··· Data for this exercise
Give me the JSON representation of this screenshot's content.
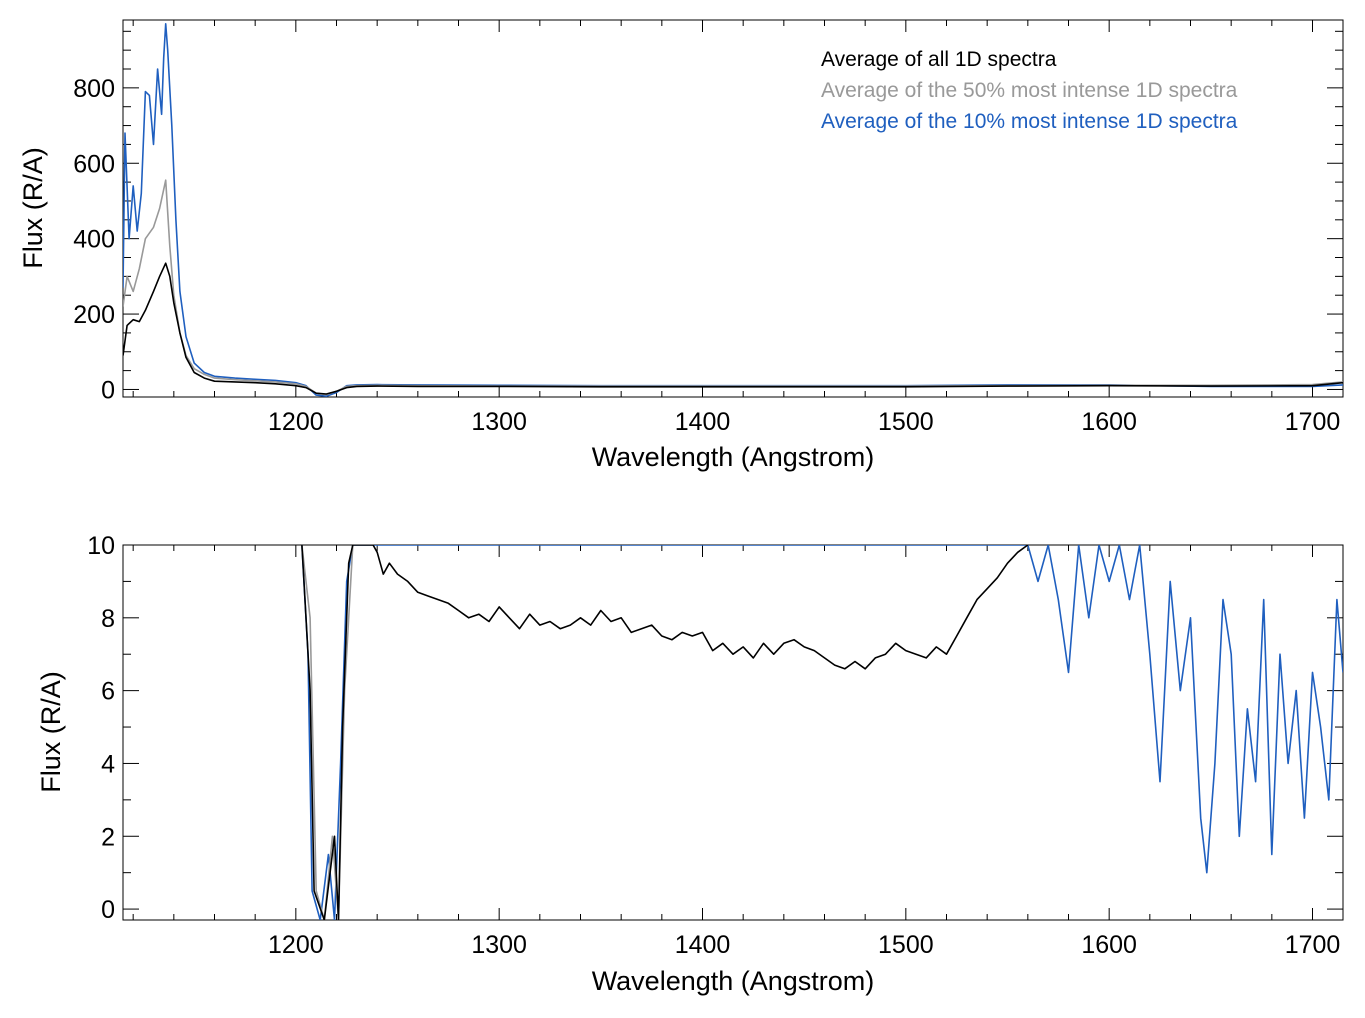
{
  "colors": {
    "all": "#000000",
    "top50": "#999999",
    "top10": "#1f5fbf"
  },
  "chart_data": [
    {
      "type": "line",
      "title": "",
      "xlabel": "Wavelength (Angstrom)",
      "ylabel": "Flux (R/A)",
      "xlim": [
        1115,
        1715
      ],
      "ylim": [
        -20,
        980
      ],
      "xticks": [
        1200,
        1300,
        1400,
        1500,
        1600,
        1700
      ],
      "xtick_labels": [
        "1200",
        "1300",
        "1400",
        "1500",
        "1600",
        "1700"
      ],
      "yticks": [
        0,
        200,
        400,
        600,
        800
      ],
      "ytick_labels": [
        "0",
        "200",
        "400",
        "600",
        "800"
      ],
      "legend": {
        "placement": "top-right",
        "entries": [
          "Average of all 1D spectra",
          "Average of the 50% most intense 1D spectra",
          "Average of the 10% most intense 1D spectra"
        ]
      },
      "series": [
        {
          "name": "Average of all 1D spectra",
          "x": [
            1115,
            1117,
            1120,
            1123,
            1126,
            1130,
            1133,
            1136,
            1138,
            1140,
            1143,
            1146,
            1150,
            1155,
            1160,
            1170,
            1180,
            1190,
            1200,
            1205,
            1210,
            1215,
            1220,
            1225,
            1230,
            1240,
            1260,
            1300,
            1350,
            1400,
            1450,
            1500,
            1550,
            1600,
            1650,
            1700,
            1715
          ],
          "y": [
            90,
            170,
            185,
            180,
            210,
            260,
            300,
            335,
            300,
            230,
            150,
            85,
            45,
            30,
            22,
            20,
            18,
            15,
            10,
            5,
            -10,
            -12,
            -5,
            5,
            8,
            9,
            8,
            8,
            7,
            7,
            7,
            7,
            9,
            10,
            9,
            10,
            18
          ]
        },
        {
          "name": "Average of the 50% most intense 1D spectra",
          "x": [
            1115,
            1117,
            1120,
            1123,
            1126,
            1130,
            1133,
            1136,
            1138,
            1140,
            1143,
            1146,
            1150,
            1155,
            1160,
            1170,
            1180,
            1190,
            1200,
            1205,
            1210,
            1215,
            1220,
            1225,
            1230,
            1240,
            1260,
            1300,
            1350,
            1400,
            1450,
            1500,
            1550,
            1600,
            1650,
            1700,
            1715
          ],
          "y": [
            220,
            300,
            260,
            320,
            400,
            430,
            480,
            555,
            380,
            250,
            150,
            90,
            55,
            40,
            30,
            26,
            23,
            20,
            15,
            8,
            -10,
            -14,
            -5,
            8,
            10,
            11,
            10,
            9,
            9,
            9,
            9,
            9,
            10,
            11,
            11,
            13,
            20
          ]
        },
        {
          "name": "Average of the 10% most intense 1D spectra",
          "x": [
            1115,
            1116,
            1118,
            1120,
            1122,
            1124,
            1126,
            1128,
            1130,
            1132,
            1134,
            1135,
            1136,
            1137,
            1139,
            1141,
            1143,
            1146,
            1150,
            1155,
            1160,
            1170,
            1180,
            1190,
            1200,
            1205,
            1210,
            1215,
            1220,
            1225,
            1230,
            1240,
            1260,
            1300,
            1350,
            1400,
            1450,
            1500,
            1550,
            1600,
            1650,
            1700,
            1715
          ],
          "y": [
            270,
            680,
            400,
            540,
            420,
            520,
            790,
            780,
            650,
            850,
            730,
            880,
            970,
            900,
            700,
            450,
            260,
            140,
            70,
            45,
            35,
            30,
            27,
            24,
            18,
            10,
            -15,
            -18,
            -8,
            10,
            12,
            13,
            12,
            11,
            10,
            10,
            10,
            10,
            12,
            12,
            8,
            8,
            12
          ]
        }
      ]
    },
    {
      "type": "line",
      "title": "",
      "xlabel": "Wavelength (Angstrom)",
      "ylabel": "Flux (R/A)",
      "xlim": [
        1115,
        1715
      ],
      "ylim": [
        -0.3,
        10
      ],
      "xticks": [
        1200,
        1300,
        1400,
        1500,
        1600,
        1700
      ],
      "xtick_labels": [
        "1200",
        "1300",
        "1400",
        "1500",
        "1600",
        "1700"
      ],
      "yticks": [
        0,
        2,
        4,
        6,
        8,
        10
      ],
      "ytick_labels": [
        "0",
        "2",
        "4",
        "6",
        "8",
        "10"
      ],
      "series": [
        {
          "name": "Average of all 1D spectra",
          "x": [
            1203,
            1207,
            1209,
            1214,
            1219,
            1221,
            1223,
            1226,
            1228,
            1232,
            1238,
            1240,
            1243,
            1246,
            1250,
            1255,
            1260,
            1265,
            1270,
            1275,
            1280,
            1285,
            1290,
            1295,
            1300,
            1305,
            1310,
            1315,
            1320,
            1325,
            1330,
            1335,
            1340,
            1345,
            1350,
            1355,
            1360,
            1365,
            1370,
            1375,
            1380,
            1385,
            1390,
            1395,
            1400,
            1405,
            1410,
            1415,
            1420,
            1425,
            1430,
            1435,
            1440,
            1445,
            1450,
            1455,
            1460,
            1465,
            1470,
            1475,
            1480,
            1485,
            1490,
            1495,
            1500,
            1505,
            1510,
            1515,
            1520,
            1525,
            1530,
            1535,
            1540,
            1545,
            1550,
            1555,
            1560
          ],
          "y": [
            10,
            6,
            0.5,
            -0.3,
            2,
            -0.3,
            5,
            9.5,
            10,
            10,
            10,
            9.8,
            9.2,
            9.5,
            9.2,
            9.0,
            8.7,
            8.6,
            8.5,
            8.4,
            8.2,
            8.0,
            8.1,
            7.9,
            8.3,
            8.0,
            7.7,
            8.1,
            7.8,
            7.9,
            7.7,
            7.8,
            8.0,
            7.8,
            8.2,
            7.9,
            8.0,
            7.6,
            7.7,
            7.8,
            7.5,
            7.4,
            7.6,
            7.5,
            7.6,
            7.1,
            7.3,
            7.0,
            7.2,
            6.9,
            7.3,
            7.0,
            7.3,
            7.4,
            7.2,
            7.1,
            6.9,
            6.7,
            6.6,
            6.8,
            6.6,
            6.9,
            7.0,
            7.3,
            7.1,
            7.0,
            6.9,
            7.2,
            7.0,
            7.5,
            8.0,
            8.5,
            8.8,
            9.1,
            9.5,
            9.8,
            10
          ]
        },
        {
          "name": "Average of the 50% most intense 1D spectra",
          "x": [
            1203,
            1207,
            1210,
            1214,
            1218,
            1221,
            1224,
            1228
          ],
          "y": [
            10,
            8,
            0.5,
            -0.3,
            2,
            -0.3,
            6,
            10
          ]
        },
        {
          "name": "Average of the 10% most intense 1D spectra",
          "x": [
            1203,
            1206,
            1208,
            1212,
            1216,
            1219,
            1222,
            1225,
            1228,
            1560,
            1565,
            1570,
            1575,
            1580,
            1585,
            1590,
            1595,
            1600,
            1605,
            1610,
            1615,
            1620,
            1625,
            1630,
            1635,
            1640,
            1645,
            1648,
            1652,
            1656,
            1660,
            1664,
            1668,
            1672,
            1676,
            1680,
            1684,
            1688,
            1692,
            1696,
            1700,
            1704,
            1708,
            1712,
            1715
          ],
          "y": [
            10,
            7,
            0.5,
            -0.3,
            1.5,
            -0.3,
            4,
            9,
            10,
            10,
            9,
            10,
            8.5,
            6.5,
            10,
            8,
            10,
            9,
            10,
            8.5,
            10,
            7,
            3.5,
            9,
            6,
            8,
            2.5,
            1.0,
            4,
            8.5,
            7,
            2,
            5.5,
            3.5,
            8.5,
            1.5,
            7,
            4,
            6,
            2.5,
            6.5,
            5,
            3,
            8.5,
            6.5
          ]
        }
      ]
    }
  ]
}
······
Requirement: Write out all the entries word for word, but skip any images.

Exercise solution:
Give me the JSON representation of this screenshot's content.
{
  "colors": {
    "all": "#000000",
    "top50": "#999999",
    "top10": "#1f5fbf"
  },
  "chart_data": [
    {
      "type": "line",
      "title": "",
      "xlabel": "Wavelength (Angstrom)",
      "ylabel": "Flux (R/A)",
      "xlim": [
        1115,
        1715
      ],
      "ylim": [
        -20,
        980
      ],
      "xticks": [
        1200,
        1300,
        1400,
        1500,
        1600,
        1700
      ],
      "xtick_labels": [
        "1200",
        "1300",
        "1400",
        "1500",
        "1600",
        "1700"
      ],
      "yticks": [
        0,
        200,
        400,
        600,
        800
      ],
      "ytick_labels": [
        "0",
        "200",
        "400",
        "600",
        "800"
      ],
      "legend": {
        "placement": "top-right",
        "entries": [
          "Average of all 1D spectra",
          "Average of the 50% most intense 1D spectra",
          "Average of the 10% most intense 1D spectra"
        ]
      },
      "series": [
        {
          "name": "Average of all 1D spectra",
          "x": [
            1115,
            1117,
            1120,
            1123,
            1126,
            1130,
            1133,
            1136,
            1138,
            1140,
            1143,
            1146,
            1150,
            1155,
            1160,
            1170,
            1180,
            1190,
            1200,
            1205,
            1210,
            1215,
            1220,
            1225,
            1230,
            1240,
            1260,
            1300,
            1350,
            1400,
            1450,
            1500,
            1550,
            1600,
            1650,
            1700,
            1715
          ],
          "y": [
            90,
            170,
            185,
            180,
            210,
            260,
            300,
            335,
            300,
            230,
            150,
            85,
            45,
            30,
            22,
            20,
            18,
            15,
            10,
            5,
            -10,
            -12,
            -5,
            5,
            8,
            9,
            8,
            8,
            7,
            7,
            7,
            7,
            9,
            10,
            9,
            10,
            18
          ]
        },
        {
          "name": "Average of the 50% most intense 1D spectra",
          "x": [
            1115,
            1117,
            1120,
            1123,
            1126,
            1130,
            1133,
            1136,
            1138,
            1140,
            1143,
            1146,
            1150,
            1155,
            1160,
            1170,
            1180,
            1190,
            1200,
            1205,
            1210,
            1215,
            1220,
            1225,
            1230,
            1240,
            1260,
            1300,
            1350,
            1400,
            1450,
            1500,
            1550,
            1600,
            1650,
            1700,
            1715
          ],
          "y": [
            220,
            300,
            260,
            320,
            400,
            430,
            480,
            555,
            380,
            250,
            150,
            90,
            55,
            40,
            30,
            26,
            23,
            20,
            15,
            8,
            -10,
            -14,
            -5,
            8,
            10,
            11,
            10,
            9,
            9,
            9,
            9,
            9,
            10,
            11,
            11,
            13,
            20
          ]
        },
        {
          "name": "Average of the 10% most intense 1D spectra",
          "x": [
            1115,
            1116,
            1118,
            1120,
            1122,
            1124,
            1126,
            1128,
            1130,
            1132,
            1134,
            1135,
            1136,
            1137,
            1139,
            1141,
            1143,
            1146,
            1150,
            1155,
            1160,
            1170,
            1180,
            1190,
            1200,
            1205,
            1210,
            1215,
            1220,
            1225,
            1230,
            1240,
            1260,
            1300,
            1350,
            1400,
            1450,
            1500,
            1550,
            1600,
            1650,
            1700,
            1715
          ],
          "y": [
            270,
            680,
            400,
            540,
            420,
            520,
            790,
            780,
            650,
            850,
            730,
            880,
            970,
            900,
            700,
            450,
            260,
            140,
            70,
            45,
            35,
            30,
            27,
            24,
            18,
            10,
            -15,
            -18,
            -8,
            10,
            12,
            13,
            12,
            11,
            10,
            10,
            10,
            10,
            12,
            12,
            8,
            8,
            12
          ]
        }
      ]
    },
    {
      "type": "line",
      "title": "",
      "xlabel": "Wavelength (Angstrom)",
      "ylabel": "Flux (R/A)",
      "xlim": [
        1115,
        1715
      ],
      "ylim": [
        -0.3,
        10
      ],
      "xticks": [
        1200,
        1300,
        1400,
        1500,
        1600,
        1700
      ],
      "xtick_labels": [
        "1200",
        "1300",
        "1400",
        "1500",
        "1600",
        "1700"
      ],
      "yticks": [
        0,
        2,
        4,
        6,
        8,
        10
      ],
      "ytick_labels": [
        "0",
        "2",
        "4",
        "6",
        "8",
        "10"
      ],
      "series": [
        {
          "name": "Average of all 1D spectra",
          "x": [
            1203,
            1207,
            1209,
            1214,
            1219,
            1221,
            1223,
            1226,
            1228,
            1232,
            1238,
            1240,
            1243,
            1246,
            1250,
            1255,
            1260,
            1265,
            1270,
            1275,
            1280,
            1285,
            1290,
            1295,
            1300,
            1305,
            1310,
            1315,
            1320,
            1325,
            1330,
            1335,
            1340,
            1345,
            1350,
            1355,
            1360,
            1365,
            1370,
            1375,
            1380,
            1385,
            1390,
            1395,
            1400,
            1405,
            1410,
            1415,
            1420,
            1425,
            1430,
            1435,
            1440,
            1445,
            1450,
            1455,
            1460,
            1465,
            1470,
            1475,
            1480,
            1485,
            1490,
            1495,
            1500,
            1505,
            1510,
            1515,
            1520,
            1525,
            1530,
            1535,
            1540,
            1545,
            1550,
            1555,
            1560
          ],
          "y": [
            10,
            6,
            0.5,
            -0.3,
            2,
            -0.3,
            5,
            9.5,
            10,
            10,
            10,
            9.8,
            9.2,
            9.5,
            9.2,
            9.0,
            8.7,
            8.6,
            8.5,
            8.4,
            8.2,
            8.0,
            8.1,
            7.9,
            8.3,
            8.0,
            7.7,
            8.1,
            7.8,
            7.9,
            7.7,
            7.8,
            8.0,
            7.8,
            8.2,
            7.9,
            8.0,
            7.6,
            7.7,
            7.8,
            7.5,
            7.4,
            7.6,
            7.5,
            7.6,
            7.1,
            7.3,
            7.0,
            7.2,
            6.9,
            7.3,
            7.0,
            7.3,
            7.4,
            7.2,
            7.1,
            6.9,
            6.7,
            6.6,
            6.8,
            6.6,
            6.9,
            7.0,
            7.3,
            7.1,
            7.0,
            6.9,
            7.2,
            7.0,
            7.5,
            8.0,
            8.5,
            8.8,
            9.1,
            9.5,
            9.8,
            10
          ]
        },
        {
          "name": "Average of the 50% most intense 1D spectra",
          "x": [
            1203,
            1207,
            1210,
            1214,
            1218,
            1221,
            1224,
            1228
          ],
          "y": [
            10,
            8,
            0.5,
            -0.3,
            2,
            -0.3,
            6,
            10
          ]
        },
        {
          "name": "Average of the 10% most intense 1D spectra",
          "x": [
            1203,
            1206,
            1208,
            1212,
            1216,
            1219,
            1222,
            1225,
            1228,
            1560,
            1565,
            1570,
            1575,
            1580,
            1585,
            1590,
            1595,
            1600,
            1605,
            1610,
            1615,
            1620,
            1625,
            1630,
            1635,
            1640,
            1645,
            1648,
            1652,
            1656,
            1660,
            1664,
            1668,
            1672,
            1676,
            1680,
            1684,
            1688,
            1692,
            1696,
            1700,
            1704,
            1708,
            1712,
            1715
          ],
          "y": [
            10,
            7,
            0.5,
            -0.3,
            1.5,
            -0.3,
            4,
            9,
            10,
            10,
            9,
            10,
            8.5,
            6.5,
            10,
            8,
            10,
            9,
            10,
            8.5,
            10,
            7,
            3.5,
            9,
            6,
            8,
            2.5,
            1.0,
            4,
            8.5,
            7,
            2,
            5.5,
            3.5,
            8.5,
            1.5,
            7,
            4,
            6,
            2.5,
            6.5,
            5,
            3,
            8.5,
            6.5
          ]
        }
      ]
    }
  ]
}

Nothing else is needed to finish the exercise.